**** MATERIAL TO PROCESS ****

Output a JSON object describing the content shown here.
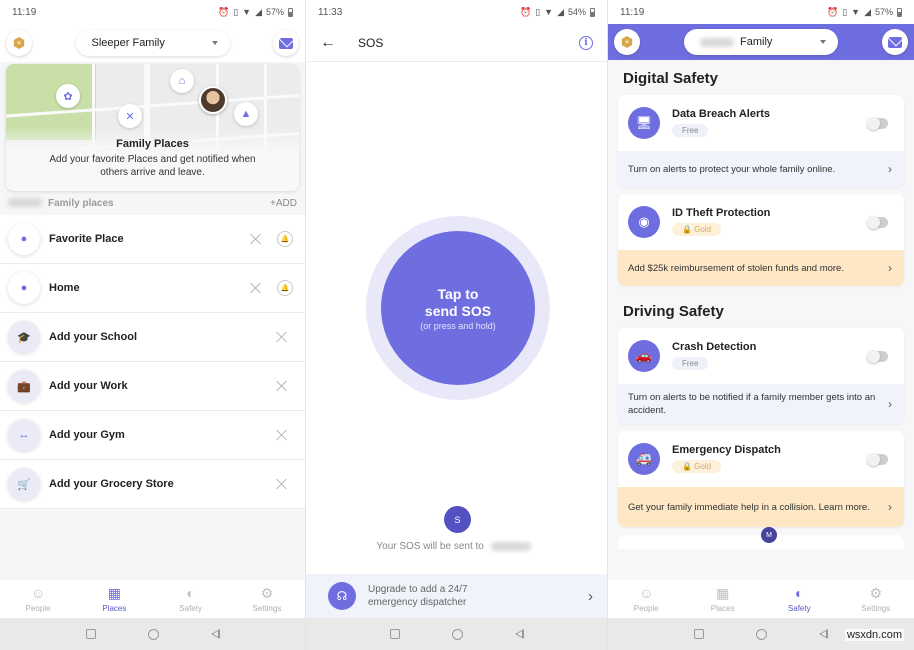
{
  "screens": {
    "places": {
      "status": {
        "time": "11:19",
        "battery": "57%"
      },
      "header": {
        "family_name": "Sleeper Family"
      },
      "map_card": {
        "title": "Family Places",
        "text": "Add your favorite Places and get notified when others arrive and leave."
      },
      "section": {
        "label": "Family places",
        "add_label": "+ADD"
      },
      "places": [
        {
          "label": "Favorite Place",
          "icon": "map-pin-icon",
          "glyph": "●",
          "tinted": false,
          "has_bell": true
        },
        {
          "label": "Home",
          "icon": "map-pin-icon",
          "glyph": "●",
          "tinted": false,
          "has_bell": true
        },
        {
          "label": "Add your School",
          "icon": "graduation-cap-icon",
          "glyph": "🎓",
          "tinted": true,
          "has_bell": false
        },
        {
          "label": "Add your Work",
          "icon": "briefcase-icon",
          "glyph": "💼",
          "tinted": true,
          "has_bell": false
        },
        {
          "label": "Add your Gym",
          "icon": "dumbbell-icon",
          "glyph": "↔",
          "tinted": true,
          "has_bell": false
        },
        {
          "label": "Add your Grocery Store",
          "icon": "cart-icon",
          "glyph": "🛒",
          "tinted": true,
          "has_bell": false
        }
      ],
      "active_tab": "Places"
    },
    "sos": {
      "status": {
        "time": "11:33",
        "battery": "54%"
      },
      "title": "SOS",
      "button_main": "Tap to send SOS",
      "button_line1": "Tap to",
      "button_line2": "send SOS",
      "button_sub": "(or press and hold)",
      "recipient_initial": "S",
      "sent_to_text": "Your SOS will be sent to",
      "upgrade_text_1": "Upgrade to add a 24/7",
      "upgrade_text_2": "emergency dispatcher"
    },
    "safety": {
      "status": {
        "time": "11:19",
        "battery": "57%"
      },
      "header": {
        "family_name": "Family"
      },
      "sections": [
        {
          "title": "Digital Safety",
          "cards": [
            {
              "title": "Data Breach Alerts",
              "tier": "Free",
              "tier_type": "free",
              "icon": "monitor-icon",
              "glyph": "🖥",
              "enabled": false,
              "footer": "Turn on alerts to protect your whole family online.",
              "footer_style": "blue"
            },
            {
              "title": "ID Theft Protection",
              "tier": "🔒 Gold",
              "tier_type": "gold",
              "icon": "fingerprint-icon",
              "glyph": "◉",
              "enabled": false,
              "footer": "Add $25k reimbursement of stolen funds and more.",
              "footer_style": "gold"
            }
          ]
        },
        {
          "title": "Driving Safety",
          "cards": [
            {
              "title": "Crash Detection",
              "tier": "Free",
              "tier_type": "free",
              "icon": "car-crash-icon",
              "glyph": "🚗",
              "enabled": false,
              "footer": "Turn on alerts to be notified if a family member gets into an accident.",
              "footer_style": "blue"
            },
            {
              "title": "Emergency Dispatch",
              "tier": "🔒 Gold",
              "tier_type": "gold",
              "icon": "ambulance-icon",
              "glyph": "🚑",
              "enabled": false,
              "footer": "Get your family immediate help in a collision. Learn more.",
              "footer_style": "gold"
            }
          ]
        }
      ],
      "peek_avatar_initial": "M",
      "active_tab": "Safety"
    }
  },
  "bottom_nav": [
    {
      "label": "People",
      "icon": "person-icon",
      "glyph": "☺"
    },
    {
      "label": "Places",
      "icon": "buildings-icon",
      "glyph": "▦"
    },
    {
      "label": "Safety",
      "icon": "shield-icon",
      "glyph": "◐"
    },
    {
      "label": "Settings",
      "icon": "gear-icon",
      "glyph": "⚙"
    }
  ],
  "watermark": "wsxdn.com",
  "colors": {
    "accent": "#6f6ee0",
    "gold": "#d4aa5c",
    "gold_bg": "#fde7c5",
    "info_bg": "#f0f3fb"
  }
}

****

- REQUIRED TASK:
The listing above needs to be output again exactly. Don't include the pictures.

- ANSWER TO THIS EXERCISE:
Output a JSON object describing the content shown here.
{
  "screens": {
    "places": {
      "status": {
        "time": "11:19",
        "battery": "57%"
      },
      "header": {
        "family_name": "Sleeper Family"
      },
      "map_card": {
        "title": "Family Places",
        "text": "Add your favorite Places and get notified when others arrive and leave."
      },
      "section": {
        "label": "Family places",
        "add_label": "+ADD"
      },
      "places": [
        {
          "label": "Favorite Place",
          "icon": "map-pin-icon",
          "glyph": "●",
          "tinted": false,
          "has_bell": true
        },
        {
          "label": "Home",
          "icon": "map-pin-icon",
          "glyph": "●",
          "tinted": false,
          "has_bell": true
        },
        {
          "label": "Add your School",
          "icon": "graduation-cap-icon",
          "glyph": "🎓",
          "tinted": true,
          "has_bell": false
        },
        {
          "label": "Add your Work",
          "icon": "briefcase-icon",
          "glyph": "💼",
          "tinted": true,
          "has_bell": false
        },
        {
          "label": "Add your Gym",
          "icon": "dumbbell-icon",
          "glyph": "↔",
          "tinted": true,
          "has_bell": false
        },
        {
          "label": "Add your Grocery Store",
          "icon": "cart-icon",
          "glyph": "🛒",
          "tinted": true,
          "has_bell": false
        }
      ],
      "active_tab": "Places"
    },
    "sos": {
      "status": {
        "time": "11:33",
        "battery": "54%"
      },
      "title": "SOS",
      "button_main": "Tap to send SOS",
      "button_line1": "Tap to",
      "button_line2": "send SOS",
      "button_sub": "(or press and hold)",
      "recipient_initial": "S",
      "sent_to_text": "Your SOS will be sent to",
      "upgrade_text_1": "Upgrade to add a 24/7",
      "upgrade_text_2": "emergency dispatcher"
    },
    "safety": {
      "status": {
        "time": "11:19",
        "battery": "57%"
      },
      "header": {
        "family_name": "Family"
      },
      "sections": [
        {
          "title": "Digital Safety",
          "cards": [
            {
              "title": "Data Breach Alerts",
              "tier": "Free",
              "tier_type": "free",
              "icon": "monitor-icon",
              "glyph": "🖥",
              "enabled": false,
              "footer": "Turn on alerts to protect your whole family online.",
              "footer_style": "blue"
            },
            {
              "title": "ID Theft Protection",
              "tier": "🔒 Gold",
              "tier_type": "gold",
              "icon": "fingerprint-icon",
              "glyph": "◉",
              "enabled": false,
              "footer": "Add $25k reimbursement of stolen funds and more.",
              "footer_style": "gold"
            }
          ]
        },
        {
          "title": "Driving Safety",
          "cards": [
            {
              "title": "Crash Detection",
              "tier": "Free",
              "tier_type": "free",
              "icon": "car-crash-icon",
              "glyph": "🚗",
              "enabled": false,
              "footer": "Turn on alerts to be notified if a family member gets into an accident.",
              "footer_style": "blue"
            },
            {
              "title": "Emergency Dispatch",
              "tier": "🔒 Gold",
              "tier_type": "gold",
              "icon": "ambulance-icon",
              "glyph": "🚑",
              "enabled": false,
              "footer": "Get your family immediate help in a collision. Learn more.",
              "footer_style": "gold"
            }
          ]
        }
      ],
      "peek_avatar_initial": "M",
      "active_tab": "Safety"
    }
  },
  "bottom_nav": [
    {
      "label": "People",
      "icon": "person-icon",
      "glyph": "☺"
    },
    {
      "label": "Places",
      "icon": "buildings-icon",
      "glyph": "▦"
    },
    {
      "label": "Safety",
      "icon": "shield-icon",
      "glyph": "◐"
    },
    {
      "label": "Settings",
      "icon": "gear-icon",
      "glyph": "⚙"
    }
  ],
  "watermark": "wsxdn.com",
  "colors": {
    "accent": "#6f6ee0",
    "gold": "#d4aa5c",
    "gold_bg": "#fde7c5",
    "info_bg": "#f0f3fb"
  }
}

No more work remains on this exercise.